Reproduce the material exactly, omitting nothing.
— Start DATASET RECORDS —
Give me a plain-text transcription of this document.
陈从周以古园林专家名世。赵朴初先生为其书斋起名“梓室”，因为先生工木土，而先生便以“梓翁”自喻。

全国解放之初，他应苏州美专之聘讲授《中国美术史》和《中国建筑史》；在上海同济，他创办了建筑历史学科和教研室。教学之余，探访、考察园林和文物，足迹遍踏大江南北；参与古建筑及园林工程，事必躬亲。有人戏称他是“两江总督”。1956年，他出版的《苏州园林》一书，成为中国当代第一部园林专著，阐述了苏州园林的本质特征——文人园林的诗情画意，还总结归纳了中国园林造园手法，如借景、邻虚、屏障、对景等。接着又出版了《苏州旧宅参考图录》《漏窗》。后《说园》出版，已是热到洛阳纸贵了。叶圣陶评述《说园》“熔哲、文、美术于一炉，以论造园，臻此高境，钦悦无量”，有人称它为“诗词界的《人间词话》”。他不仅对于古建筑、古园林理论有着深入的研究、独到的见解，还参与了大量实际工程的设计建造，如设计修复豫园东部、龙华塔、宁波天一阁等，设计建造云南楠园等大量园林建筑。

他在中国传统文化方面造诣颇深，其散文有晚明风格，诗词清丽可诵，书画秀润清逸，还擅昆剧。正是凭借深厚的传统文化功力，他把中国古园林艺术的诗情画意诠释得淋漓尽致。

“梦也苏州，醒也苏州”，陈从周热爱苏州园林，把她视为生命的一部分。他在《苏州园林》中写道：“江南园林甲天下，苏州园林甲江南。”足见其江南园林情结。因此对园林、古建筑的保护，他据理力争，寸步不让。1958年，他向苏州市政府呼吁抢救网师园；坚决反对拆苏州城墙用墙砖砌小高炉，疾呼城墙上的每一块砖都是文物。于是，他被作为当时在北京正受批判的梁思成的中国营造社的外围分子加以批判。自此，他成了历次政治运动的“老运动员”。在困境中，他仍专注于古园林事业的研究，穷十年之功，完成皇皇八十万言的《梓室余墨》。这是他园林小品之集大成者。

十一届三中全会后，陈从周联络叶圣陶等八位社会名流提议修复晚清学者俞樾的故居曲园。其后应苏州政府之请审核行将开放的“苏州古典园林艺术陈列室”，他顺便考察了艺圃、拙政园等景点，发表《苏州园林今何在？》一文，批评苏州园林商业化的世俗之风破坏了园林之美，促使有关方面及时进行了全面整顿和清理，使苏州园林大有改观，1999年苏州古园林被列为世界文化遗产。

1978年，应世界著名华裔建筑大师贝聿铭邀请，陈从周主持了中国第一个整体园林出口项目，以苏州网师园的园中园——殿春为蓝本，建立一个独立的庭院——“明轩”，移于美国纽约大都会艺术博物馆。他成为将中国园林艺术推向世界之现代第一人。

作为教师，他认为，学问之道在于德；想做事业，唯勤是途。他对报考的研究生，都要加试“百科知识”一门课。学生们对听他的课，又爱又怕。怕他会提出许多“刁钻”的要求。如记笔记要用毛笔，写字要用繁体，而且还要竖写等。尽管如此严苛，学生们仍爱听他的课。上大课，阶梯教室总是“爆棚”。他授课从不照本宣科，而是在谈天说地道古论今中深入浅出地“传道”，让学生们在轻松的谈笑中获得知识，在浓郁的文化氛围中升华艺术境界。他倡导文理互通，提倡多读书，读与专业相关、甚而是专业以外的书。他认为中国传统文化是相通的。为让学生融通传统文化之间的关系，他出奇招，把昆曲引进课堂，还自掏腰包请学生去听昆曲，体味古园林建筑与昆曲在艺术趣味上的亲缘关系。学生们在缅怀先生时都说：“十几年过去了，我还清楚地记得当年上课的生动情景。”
— End DATASET RECORDS —
SOLUTION BELOW →
Give me a plain-text transcription of this document.
陈从周以古园林专家名世。赵朴初先生为其书斋起名“梓室”，因为先生工木土，而先生便以“梓翁”自喻。

全国解放之初，他应苏州美专之聘讲授《中国美术史》和《中国建筑史》；在上海同济，他创办了建筑历史学科和教研室。教学之余，探访、考察园林和文物，足迹遍踏大江南北；参与古建筑及园林工程，事必躬亲。有人戏称他是“两江总督”。1956年，他出版的《苏州园林》一书，成为中国当代第一部园林专著，阐述了苏州园林的本质特征——文人园林的诗情画意，还总结归纳了中国园林造园手法，如借景、邻虚、屏障、对景等。接着又出版了《苏州旧宅参考图录》《漏窗》。后《说园》出版，已是热到洛阳纸贵了。叶圣陶评述《说园》“熔哲、文、美术于一炉，以论造园，臻此高境，钦悦无量”，有人称它为“诗词界的《人间词话》”。他不仅对于古建筑、古园林理论有着深入的研究、独到的见解，还参与了大量实际工程的设计建造，如设计修复豫园东部、龙华塔、宁波天一阁等，设计建造云南楠园等大量园林建筑。

他在中国传统文化方面造诣颇深，其散文有晚明风格，诗词清丽可诵，书画秀润清逸，还擅昆剧。正是凭借深厚的传统文化功力，他把中国古园林艺术的诗情画意诠释得淋漓尽致。

“梦也苏州，醒也苏州”，陈从周热爱苏州园林，把她视为生命的一部分。他在《苏州园林》中写道：“江南园林甲天下，苏州园林甲江南。”足见其江南园林情结。因此对园林、古建筑的保护，他据理力争，寸步不让。1958年，他向苏州市政府呼吁抢救网师园；坚决反对拆苏州城墙用墙砖砌小高炉，疾呼城墙上的每一块砖都是文物。于是，他被作为当时在北京正受批判的梁思成的中国营造社的外围分子加以批判。自此，他成了历次政治运动的“老运动员”。在困境中，他仍专注于古园林事业的研究，穷十年之功，完成皇皇八十万言的《梓室余墨》。这是他园林小品之集大成者。

十一届三中全会后，陈从周联络叶圣陶等八位社会名流提议修复晚清学者俞樾的故居曲园。其后应苏州政府之请审核行将开放的“苏州古典园林艺术陈列室”，他顺便考察了艺圃、拙政园等景点，发表《苏州园林今何在？》一文，批评苏州园林商业化的世俗之风破坏了园林之美，促使有关方面及时进行了全面整顿和清理，使苏州园林大有改观，1999年苏州古园林被列为世界文化遗产。

1978年，应世界著名华裔建筑大师贝聿铭邀请，陈从周主持了中国第一个整体园林出口项目，以苏州网师园的园中园——殿春为蓝本，建立一个独立的庭院——“明轩”，移于美国纽约大都会艺术博物馆。他成为将中国园林艺术推向世界之现代第一人。

作为教师，他认为，学问之道在于德；想做事业，唯勤是途。他对报考的研究生，都要加试“百科知识”一门课。学生们对听他的课，又爱又怕。怕他会提出许多“刁钻”的要求。如记笔记要用毛笔，写字要用繁体，而且还要竖写等。尽管如此严苛，学生们仍爱听他的课。上大课，阶梯教室总是“爆棚”。他授课从不照本宣科，而是在谈天说地道古论今中深入浅出地“传道”，让学生们在轻松的谈笑中获得知识，在浓郁的文化氛围中升华艺术境界。他倡导文理互通，提倡多读书，读与专业相关、甚而是专业以外的书。他认为中国传统文化是相通的。为让学生融通传统文化之间的关系，他出奇招，把昆曲引进课堂，还自掏腰包请学生去听昆曲，体味古园林建筑与昆曲在艺术趣味上的亲缘关系。学生们在缅怀先生时都说：“十几年过去了，我还清楚地记得当年上课的生动情景。”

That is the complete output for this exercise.